--- Aim of the exercise ---
Copy out, word for word, the records from the line that contains "Find all labels, buttons, inputs, and" through the line that contains "tab-label: Untitled (502, 55, 519, 60)", including both of those lines.

Supplied data start

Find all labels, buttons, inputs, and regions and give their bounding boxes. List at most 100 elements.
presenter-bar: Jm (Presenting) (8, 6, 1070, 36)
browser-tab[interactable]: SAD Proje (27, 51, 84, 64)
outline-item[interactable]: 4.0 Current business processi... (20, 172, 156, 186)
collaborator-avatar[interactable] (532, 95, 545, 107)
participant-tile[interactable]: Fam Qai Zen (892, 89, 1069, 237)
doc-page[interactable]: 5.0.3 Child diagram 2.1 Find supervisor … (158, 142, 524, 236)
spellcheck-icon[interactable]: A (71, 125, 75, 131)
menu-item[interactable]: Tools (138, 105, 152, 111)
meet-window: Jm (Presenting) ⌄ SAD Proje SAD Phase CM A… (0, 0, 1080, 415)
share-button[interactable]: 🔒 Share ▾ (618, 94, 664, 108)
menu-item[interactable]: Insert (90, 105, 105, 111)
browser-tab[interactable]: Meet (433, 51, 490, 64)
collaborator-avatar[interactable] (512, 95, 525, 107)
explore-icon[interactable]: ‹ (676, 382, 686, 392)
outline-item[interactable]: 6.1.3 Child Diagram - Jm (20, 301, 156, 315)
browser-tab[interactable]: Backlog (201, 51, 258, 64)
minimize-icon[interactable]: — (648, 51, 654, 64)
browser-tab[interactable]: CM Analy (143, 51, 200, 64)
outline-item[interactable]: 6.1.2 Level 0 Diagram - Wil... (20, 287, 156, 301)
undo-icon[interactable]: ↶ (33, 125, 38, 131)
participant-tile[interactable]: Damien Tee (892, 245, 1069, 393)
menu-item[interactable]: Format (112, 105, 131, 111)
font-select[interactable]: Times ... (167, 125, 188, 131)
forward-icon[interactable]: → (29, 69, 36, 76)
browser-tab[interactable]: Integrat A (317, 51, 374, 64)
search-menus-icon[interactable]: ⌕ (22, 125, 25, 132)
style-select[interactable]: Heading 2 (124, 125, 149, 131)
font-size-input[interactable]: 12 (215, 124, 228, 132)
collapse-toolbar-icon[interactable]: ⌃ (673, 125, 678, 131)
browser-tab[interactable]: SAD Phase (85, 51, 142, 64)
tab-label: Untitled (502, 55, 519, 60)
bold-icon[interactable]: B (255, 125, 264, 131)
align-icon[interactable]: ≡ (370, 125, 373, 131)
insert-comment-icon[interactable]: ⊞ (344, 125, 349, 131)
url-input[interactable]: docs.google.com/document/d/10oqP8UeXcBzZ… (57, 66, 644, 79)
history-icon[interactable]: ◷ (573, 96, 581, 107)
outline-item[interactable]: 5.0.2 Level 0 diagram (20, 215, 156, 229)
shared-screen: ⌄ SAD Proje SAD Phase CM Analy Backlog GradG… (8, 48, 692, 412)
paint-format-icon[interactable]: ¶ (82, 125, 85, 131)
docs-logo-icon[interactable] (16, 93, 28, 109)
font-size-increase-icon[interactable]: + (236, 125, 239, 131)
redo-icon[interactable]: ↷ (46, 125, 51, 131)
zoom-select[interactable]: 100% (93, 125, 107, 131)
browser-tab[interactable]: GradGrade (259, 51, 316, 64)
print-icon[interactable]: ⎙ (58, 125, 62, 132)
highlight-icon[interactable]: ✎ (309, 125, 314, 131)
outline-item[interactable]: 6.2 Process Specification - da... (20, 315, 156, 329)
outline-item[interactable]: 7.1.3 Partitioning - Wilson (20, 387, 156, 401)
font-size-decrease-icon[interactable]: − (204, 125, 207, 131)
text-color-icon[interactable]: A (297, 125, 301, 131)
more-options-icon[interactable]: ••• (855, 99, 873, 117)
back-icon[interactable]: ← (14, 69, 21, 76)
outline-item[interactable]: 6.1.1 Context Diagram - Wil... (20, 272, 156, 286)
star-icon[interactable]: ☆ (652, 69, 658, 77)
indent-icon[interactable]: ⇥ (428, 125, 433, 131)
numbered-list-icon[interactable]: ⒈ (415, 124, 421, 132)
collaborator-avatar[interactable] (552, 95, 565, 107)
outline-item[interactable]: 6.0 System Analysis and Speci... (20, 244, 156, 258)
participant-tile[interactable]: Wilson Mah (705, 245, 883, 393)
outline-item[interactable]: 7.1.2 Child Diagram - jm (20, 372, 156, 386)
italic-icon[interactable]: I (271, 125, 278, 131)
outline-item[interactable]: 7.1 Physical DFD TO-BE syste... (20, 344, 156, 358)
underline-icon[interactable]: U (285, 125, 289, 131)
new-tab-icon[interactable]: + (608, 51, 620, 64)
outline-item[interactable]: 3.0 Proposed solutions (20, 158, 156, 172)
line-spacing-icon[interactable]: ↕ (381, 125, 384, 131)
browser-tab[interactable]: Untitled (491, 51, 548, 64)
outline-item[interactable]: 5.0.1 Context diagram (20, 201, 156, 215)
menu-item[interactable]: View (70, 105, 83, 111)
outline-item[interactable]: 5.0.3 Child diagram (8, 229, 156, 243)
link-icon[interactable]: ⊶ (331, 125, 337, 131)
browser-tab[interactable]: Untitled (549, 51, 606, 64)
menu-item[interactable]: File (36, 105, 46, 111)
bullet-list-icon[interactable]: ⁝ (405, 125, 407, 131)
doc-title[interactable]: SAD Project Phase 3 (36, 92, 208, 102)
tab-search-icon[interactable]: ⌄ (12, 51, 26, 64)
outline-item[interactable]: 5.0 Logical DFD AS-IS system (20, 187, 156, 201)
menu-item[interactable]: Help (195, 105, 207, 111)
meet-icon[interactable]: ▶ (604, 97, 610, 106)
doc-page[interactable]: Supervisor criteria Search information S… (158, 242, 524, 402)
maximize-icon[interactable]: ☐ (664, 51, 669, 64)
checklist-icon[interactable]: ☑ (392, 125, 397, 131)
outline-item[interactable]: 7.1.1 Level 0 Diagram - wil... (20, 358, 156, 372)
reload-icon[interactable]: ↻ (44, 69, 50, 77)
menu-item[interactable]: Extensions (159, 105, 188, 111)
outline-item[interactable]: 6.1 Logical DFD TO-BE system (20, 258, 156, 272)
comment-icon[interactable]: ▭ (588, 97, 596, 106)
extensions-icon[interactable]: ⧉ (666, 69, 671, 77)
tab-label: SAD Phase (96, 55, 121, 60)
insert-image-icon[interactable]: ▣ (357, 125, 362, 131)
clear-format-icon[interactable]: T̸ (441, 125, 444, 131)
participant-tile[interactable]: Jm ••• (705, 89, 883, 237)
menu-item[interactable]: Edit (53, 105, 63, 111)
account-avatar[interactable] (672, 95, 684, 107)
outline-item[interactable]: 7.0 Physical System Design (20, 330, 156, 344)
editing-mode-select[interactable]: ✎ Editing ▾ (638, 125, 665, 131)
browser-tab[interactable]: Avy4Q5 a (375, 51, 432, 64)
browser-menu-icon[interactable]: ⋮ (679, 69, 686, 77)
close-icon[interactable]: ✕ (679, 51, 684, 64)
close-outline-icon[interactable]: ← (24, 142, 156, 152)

Supplied data end
Supplied data start

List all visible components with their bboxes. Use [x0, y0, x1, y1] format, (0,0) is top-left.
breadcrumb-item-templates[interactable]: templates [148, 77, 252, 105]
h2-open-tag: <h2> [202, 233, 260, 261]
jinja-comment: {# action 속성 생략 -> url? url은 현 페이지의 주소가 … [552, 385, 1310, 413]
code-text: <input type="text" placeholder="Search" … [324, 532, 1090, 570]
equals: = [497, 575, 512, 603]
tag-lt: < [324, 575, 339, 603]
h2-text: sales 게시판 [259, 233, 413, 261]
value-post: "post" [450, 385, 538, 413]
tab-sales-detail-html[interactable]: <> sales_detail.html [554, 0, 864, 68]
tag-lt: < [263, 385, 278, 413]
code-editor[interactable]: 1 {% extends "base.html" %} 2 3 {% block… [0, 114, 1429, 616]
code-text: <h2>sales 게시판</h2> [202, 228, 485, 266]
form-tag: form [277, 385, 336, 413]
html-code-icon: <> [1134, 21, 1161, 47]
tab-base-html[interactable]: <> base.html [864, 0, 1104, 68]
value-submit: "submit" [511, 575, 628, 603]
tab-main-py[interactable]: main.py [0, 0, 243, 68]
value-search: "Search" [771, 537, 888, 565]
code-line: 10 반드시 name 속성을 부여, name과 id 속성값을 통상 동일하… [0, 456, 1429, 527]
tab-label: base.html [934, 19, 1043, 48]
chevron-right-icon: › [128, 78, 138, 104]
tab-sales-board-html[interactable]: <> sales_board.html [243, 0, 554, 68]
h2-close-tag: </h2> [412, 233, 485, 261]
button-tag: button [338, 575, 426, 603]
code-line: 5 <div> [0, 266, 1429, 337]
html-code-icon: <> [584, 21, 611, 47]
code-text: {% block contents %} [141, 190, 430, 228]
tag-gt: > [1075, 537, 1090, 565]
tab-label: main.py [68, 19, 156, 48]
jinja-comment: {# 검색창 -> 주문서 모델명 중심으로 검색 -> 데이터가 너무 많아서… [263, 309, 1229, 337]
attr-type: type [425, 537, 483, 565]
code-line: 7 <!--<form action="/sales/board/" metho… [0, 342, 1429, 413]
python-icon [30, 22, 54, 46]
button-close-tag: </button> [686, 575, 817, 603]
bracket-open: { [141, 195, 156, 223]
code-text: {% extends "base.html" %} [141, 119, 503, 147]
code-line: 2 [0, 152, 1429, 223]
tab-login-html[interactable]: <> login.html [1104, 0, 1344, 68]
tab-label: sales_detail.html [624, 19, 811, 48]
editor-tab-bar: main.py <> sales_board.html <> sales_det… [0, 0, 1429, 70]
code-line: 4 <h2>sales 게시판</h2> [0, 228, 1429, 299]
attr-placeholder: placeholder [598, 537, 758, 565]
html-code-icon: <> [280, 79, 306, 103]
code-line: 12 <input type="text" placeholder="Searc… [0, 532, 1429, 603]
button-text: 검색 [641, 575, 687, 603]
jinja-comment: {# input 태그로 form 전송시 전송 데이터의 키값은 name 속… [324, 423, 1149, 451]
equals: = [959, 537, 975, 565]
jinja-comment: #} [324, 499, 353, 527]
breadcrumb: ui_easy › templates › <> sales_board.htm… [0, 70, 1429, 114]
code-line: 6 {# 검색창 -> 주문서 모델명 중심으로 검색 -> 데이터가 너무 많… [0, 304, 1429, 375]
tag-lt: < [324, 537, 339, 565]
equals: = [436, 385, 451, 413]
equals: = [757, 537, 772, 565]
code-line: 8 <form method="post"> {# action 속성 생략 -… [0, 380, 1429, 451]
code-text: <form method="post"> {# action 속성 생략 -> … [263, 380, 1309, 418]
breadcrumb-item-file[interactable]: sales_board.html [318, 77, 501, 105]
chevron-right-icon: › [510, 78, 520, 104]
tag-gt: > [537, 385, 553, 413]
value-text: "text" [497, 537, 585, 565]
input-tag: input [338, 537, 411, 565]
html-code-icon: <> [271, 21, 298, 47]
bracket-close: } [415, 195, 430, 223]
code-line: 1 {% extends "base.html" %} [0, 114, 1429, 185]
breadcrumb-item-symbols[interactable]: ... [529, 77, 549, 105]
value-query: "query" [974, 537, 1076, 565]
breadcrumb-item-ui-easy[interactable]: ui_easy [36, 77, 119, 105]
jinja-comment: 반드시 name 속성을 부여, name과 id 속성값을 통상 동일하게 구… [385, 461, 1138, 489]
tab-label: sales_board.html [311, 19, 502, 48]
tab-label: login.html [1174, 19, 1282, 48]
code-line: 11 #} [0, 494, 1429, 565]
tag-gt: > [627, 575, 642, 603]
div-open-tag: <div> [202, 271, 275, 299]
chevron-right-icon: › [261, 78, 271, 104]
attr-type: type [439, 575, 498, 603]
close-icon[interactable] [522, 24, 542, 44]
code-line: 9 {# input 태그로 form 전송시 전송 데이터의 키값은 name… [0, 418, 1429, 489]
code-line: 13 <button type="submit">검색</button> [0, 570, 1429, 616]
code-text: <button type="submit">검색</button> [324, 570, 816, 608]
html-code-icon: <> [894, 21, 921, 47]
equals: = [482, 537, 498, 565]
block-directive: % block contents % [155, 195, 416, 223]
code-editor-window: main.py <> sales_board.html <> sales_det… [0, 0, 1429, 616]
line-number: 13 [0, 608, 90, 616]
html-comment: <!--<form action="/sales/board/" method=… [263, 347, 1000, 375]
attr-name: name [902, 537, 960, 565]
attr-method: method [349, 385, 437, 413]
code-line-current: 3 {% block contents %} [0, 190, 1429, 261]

Supplied data end

--- Complete response ---
Find all labels, buttons, inputs, and regions and give their bounding boxes. List at most 100 elements.
presenter-bar: Jm (Presenting) (8, 6, 1070, 36)
browser-tab[interactable]: SAD Proje (27, 51, 84, 64)
outline-item[interactable]: 4.0 Current business processi... (20, 172, 156, 186)
collaborator-avatar[interactable] (532, 95, 545, 107)
participant-tile[interactable]: Fam Qai Zen (892, 89, 1069, 237)
doc-page[interactable]: 5.0.3 Child diagram 2.1 Find supervisor … (158, 142, 524, 236)
spellcheck-icon[interactable]: A (71, 125, 75, 131)
menu-item[interactable]: Tools (138, 105, 152, 111)
meet-window: Jm (Presenting) ⌄ SAD Proje SAD Phase CM A… (0, 0, 1080, 415)
share-button[interactable]: 🔒 Share ▾ (618, 94, 664, 108)
menu-item[interactable]: Insert (90, 105, 105, 111)
browser-tab[interactable]: Meet (433, 51, 490, 64)
collaborator-avatar[interactable] (512, 95, 525, 107)
explore-icon[interactable]: ‹ (676, 382, 686, 392)
outline-item[interactable]: 6.1.3 Child Diagram - Jm (20, 301, 156, 315)
browser-tab[interactable]: Backlog (201, 51, 258, 64)
minimize-icon[interactable]: — (648, 51, 654, 64)
browser-tab[interactable]: CM Analy (143, 51, 200, 64)
outline-item[interactable]: 6.1.2 Level 0 Diagram - Wil... (20, 287, 156, 301)
undo-icon[interactable]: ↶ (33, 125, 38, 131)
participant-tile[interactable]: Damien Tee (892, 245, 1069, 393)
menu-item[interactable]: Format (112, 105, 131, 111)
font-select[interactable]: Times ... (167, 125, 188, 131)
forward-icon[interactable]: → (29, 69, 36, 76)
browser-tab[interactable]: Integrat A (317, 51, 374, 64)
search-menus-icon[interactable]: ⌕ (22, 125, 25, 132)
style-select[interactable]: Heading 2 (124, 125, 149, 131)
font-size-input[interactable]: 12 (215, 124, 228, 132)
collapse-toolbar-icon[interactable]: ⌃ (673, 125, 678, 131)
browser-tab[interactable]: SAD Phase (85, 51, 142, 64)
tab-label: Untitled (502, 55, 519, 60)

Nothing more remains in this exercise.